Examine each line of the data. Copy those that contain the string "Mother".

- Stored records:
# # # #

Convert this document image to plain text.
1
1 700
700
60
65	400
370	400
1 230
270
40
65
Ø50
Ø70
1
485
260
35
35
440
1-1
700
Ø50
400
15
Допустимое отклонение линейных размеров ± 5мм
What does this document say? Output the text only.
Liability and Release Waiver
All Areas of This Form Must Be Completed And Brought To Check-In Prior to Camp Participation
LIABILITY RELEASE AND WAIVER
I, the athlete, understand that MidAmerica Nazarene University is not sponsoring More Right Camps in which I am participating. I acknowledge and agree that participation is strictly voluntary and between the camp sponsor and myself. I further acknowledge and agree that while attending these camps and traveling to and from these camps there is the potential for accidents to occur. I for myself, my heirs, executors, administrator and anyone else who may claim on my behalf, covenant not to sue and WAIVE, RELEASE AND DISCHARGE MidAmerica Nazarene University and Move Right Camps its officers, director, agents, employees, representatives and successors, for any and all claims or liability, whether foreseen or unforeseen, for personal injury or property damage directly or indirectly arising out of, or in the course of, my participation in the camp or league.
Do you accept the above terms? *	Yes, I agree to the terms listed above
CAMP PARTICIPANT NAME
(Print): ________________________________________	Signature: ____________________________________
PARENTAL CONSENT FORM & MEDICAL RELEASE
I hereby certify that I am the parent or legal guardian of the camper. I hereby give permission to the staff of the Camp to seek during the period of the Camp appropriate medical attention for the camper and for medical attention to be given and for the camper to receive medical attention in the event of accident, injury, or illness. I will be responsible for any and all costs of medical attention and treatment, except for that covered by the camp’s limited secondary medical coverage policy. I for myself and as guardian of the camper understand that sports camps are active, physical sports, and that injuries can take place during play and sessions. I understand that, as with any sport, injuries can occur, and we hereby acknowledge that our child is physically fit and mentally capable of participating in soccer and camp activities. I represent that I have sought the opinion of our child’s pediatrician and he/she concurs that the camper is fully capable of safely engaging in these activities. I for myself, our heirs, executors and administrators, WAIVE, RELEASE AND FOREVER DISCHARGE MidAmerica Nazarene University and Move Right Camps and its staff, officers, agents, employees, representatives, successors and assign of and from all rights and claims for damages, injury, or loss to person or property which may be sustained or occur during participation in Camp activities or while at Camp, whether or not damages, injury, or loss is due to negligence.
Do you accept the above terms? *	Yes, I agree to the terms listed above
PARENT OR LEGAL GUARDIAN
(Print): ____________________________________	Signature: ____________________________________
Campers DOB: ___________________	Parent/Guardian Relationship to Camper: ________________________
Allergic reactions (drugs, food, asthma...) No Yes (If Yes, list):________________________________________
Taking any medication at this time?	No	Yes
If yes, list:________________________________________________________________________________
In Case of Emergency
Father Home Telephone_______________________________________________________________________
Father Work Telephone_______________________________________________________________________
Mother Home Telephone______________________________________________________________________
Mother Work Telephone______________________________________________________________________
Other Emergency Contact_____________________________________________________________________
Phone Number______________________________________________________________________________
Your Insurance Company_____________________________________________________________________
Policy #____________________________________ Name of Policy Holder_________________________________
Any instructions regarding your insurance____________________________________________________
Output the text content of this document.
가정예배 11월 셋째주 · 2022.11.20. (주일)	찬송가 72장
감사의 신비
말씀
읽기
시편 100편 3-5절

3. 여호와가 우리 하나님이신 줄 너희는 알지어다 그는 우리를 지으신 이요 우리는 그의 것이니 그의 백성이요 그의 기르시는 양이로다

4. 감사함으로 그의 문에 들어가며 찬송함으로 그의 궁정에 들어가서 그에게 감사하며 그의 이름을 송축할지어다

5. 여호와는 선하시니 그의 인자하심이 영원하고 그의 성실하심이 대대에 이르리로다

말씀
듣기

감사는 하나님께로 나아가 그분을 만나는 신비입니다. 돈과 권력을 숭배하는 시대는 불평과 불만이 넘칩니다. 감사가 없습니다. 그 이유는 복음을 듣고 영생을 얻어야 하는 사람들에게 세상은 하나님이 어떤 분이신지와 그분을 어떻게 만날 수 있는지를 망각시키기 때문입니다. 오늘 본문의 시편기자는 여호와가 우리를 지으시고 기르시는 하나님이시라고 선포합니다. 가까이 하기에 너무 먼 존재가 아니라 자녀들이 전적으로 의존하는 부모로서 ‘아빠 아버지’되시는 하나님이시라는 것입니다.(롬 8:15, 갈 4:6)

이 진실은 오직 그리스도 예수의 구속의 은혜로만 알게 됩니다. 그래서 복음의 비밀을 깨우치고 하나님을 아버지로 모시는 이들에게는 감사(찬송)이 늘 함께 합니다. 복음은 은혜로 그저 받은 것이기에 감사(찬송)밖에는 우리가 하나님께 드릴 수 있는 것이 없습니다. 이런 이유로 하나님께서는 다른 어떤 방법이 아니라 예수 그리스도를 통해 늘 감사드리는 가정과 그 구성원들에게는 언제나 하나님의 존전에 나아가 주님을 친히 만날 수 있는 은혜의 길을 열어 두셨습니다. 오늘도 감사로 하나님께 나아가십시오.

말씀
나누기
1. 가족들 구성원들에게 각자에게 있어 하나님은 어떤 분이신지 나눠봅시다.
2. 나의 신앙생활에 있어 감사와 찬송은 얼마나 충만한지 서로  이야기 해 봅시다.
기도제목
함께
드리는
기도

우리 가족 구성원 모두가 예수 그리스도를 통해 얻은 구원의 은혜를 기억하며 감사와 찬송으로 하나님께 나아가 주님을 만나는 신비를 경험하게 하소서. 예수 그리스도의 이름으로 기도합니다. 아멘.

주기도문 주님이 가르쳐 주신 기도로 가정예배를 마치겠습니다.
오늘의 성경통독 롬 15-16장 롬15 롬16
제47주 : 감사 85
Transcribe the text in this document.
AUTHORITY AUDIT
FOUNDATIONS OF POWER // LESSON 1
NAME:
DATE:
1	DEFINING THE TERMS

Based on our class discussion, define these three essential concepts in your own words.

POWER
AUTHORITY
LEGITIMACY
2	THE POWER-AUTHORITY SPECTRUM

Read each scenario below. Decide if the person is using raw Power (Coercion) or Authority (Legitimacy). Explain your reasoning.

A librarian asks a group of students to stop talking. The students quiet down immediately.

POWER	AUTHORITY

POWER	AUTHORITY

# # # #

- Written solution:
Mother Home Telephone______________________________________________________________________
Mother Work Telephone______________________________________________________________________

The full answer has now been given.